WHAT THE TASK REQUIRES >> Repeat the entire listing exactly.

DATASET CONTENT >>
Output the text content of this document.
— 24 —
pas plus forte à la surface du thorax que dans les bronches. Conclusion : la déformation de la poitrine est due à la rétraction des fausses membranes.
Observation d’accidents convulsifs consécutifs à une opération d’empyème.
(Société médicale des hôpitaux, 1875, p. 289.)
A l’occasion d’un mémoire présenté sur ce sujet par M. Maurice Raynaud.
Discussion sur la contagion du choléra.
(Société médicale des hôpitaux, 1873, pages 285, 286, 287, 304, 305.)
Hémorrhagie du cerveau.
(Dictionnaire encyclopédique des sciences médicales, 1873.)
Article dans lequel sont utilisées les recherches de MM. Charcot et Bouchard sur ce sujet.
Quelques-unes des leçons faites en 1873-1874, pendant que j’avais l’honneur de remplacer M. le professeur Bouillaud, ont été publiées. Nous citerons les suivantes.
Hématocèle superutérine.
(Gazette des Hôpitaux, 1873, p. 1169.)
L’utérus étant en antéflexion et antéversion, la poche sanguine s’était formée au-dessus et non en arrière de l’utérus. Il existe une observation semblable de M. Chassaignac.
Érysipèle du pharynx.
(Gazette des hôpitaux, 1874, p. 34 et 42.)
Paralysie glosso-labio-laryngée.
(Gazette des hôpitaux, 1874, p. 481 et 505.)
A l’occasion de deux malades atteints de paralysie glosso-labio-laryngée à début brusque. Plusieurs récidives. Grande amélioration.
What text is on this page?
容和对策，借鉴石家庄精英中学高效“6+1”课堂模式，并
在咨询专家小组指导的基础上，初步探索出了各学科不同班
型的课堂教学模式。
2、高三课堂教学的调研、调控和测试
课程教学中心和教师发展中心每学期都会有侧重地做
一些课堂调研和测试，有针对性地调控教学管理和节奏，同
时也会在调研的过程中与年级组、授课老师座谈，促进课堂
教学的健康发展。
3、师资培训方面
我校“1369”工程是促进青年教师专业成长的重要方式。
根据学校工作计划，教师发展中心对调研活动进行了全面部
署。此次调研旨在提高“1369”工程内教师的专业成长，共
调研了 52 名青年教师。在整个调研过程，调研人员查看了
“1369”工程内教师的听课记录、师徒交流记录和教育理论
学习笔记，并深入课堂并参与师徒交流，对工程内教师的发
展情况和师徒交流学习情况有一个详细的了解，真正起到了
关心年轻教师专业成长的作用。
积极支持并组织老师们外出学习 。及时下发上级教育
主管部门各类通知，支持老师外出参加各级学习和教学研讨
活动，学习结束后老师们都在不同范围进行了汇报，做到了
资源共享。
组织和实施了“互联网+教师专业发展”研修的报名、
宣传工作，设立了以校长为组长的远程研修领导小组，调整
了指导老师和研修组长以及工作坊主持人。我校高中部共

ANSWER >>
Output the text content of this document.
— 24 —
pas plus forte à la surface du thorax que dans les bronches. Conclusion : la déformation de la poitrine est due à la rétraction des fausses membranes.
Observation d’accidents convulsifs consécutifs à une opération d’empyème.
(Société médicale des hôpitaux, 1875, p. 289.)
A l’occasion d’un mémoire présenté sur ce sujet par M. Maurice Raynaud.
Discussion sur la contagion du choléra.
(Société médicale des hôpitaux, 1873, pages 285, 286, 287, 304, 305.)
Hémorrhagie du cerveau.
(Dictionnaire encyclopédique des sciences médicales, 1873.)
Article dans lequel sont utilisées les recherches de MM. Charcot et Bouchard sur ce sujet.
Quelques-unes des leçons faites en 1873-1874, pendant que j’avais l’honneur de remplacer M. le professeur Bouillaud, ont été publiées. Nous citerons les suivantes.
Hématocèle superutérine.
(Gazette des Hôpitaux, 1873, p. 1169.)
L’utérus étant en antéflexion et antéversion, la poche sanguine s’était formée au-dessus et non en arrière de l’utérus. Il existe une observation semblable de M. Chassaignac.
Érysipèle du pharynx.
(Gazette des hôpitaux, 1874, p. 34 et 42.)
Paralysie glosso-labio-laryngée.
(Gazette des hôpitaux, 1874, p. 481 et 505.)
A l’occasion de deux malades atteints de paralysie glosso-labio-laryngée à début brusque. Plusieurs récidives. Grande amélioration.
What text is on this page?
容和对策，借鉴石家庄精英中学高效“6+1”课堂模式，并
在咨询专家小组指导的基础上，初步探索出了各学科不同班
型的课堂教学模式。
2、高三课堂教学的调研、调控和测试
课程教学中心和教师发展中心每学期都会有侧重地做
一些课堂调研和测试，有针对性地调控教学管理和节奏，同
时也会在调研的过程中与年级组、授课老师座谈，促进课堂
教学的健康发展。
3、师资培训方面
我校“1369”工程是促进青年教师专业成长的重要方式。
根据学校工作计划，教师发展中心对调研活动进行了全面部
署。此次调研旨在提高“1369”工程内教师的专业成长，共
调研了 52 名青年教师。在整个调研过程，调研人员查看了
“1369”工程内教师的听课记录、师徒交流记录和教育理论
学习笔记，并深入课堂并参与师徒交流，对工程内教师的发
展情况和师徒交流学习情况有一个详细的了解，真正起到了
关心年轻教师专业成长的作用。
积极支持并组织老师们外出学习 。及时下发上级教育
主管部门各类通知，支持老师外出参加各级学习和教学研讨
活动，学习结束后老师们都在不同范围进行了汇报，做到了
资源共享。
组织和实施了“互联网+教师专业发展”研修的报名、
宣传工作，设立了以校长为组长的远程研修领导小组，调整
了指导老师和研修组长以及工作坊主持人。我校高中部共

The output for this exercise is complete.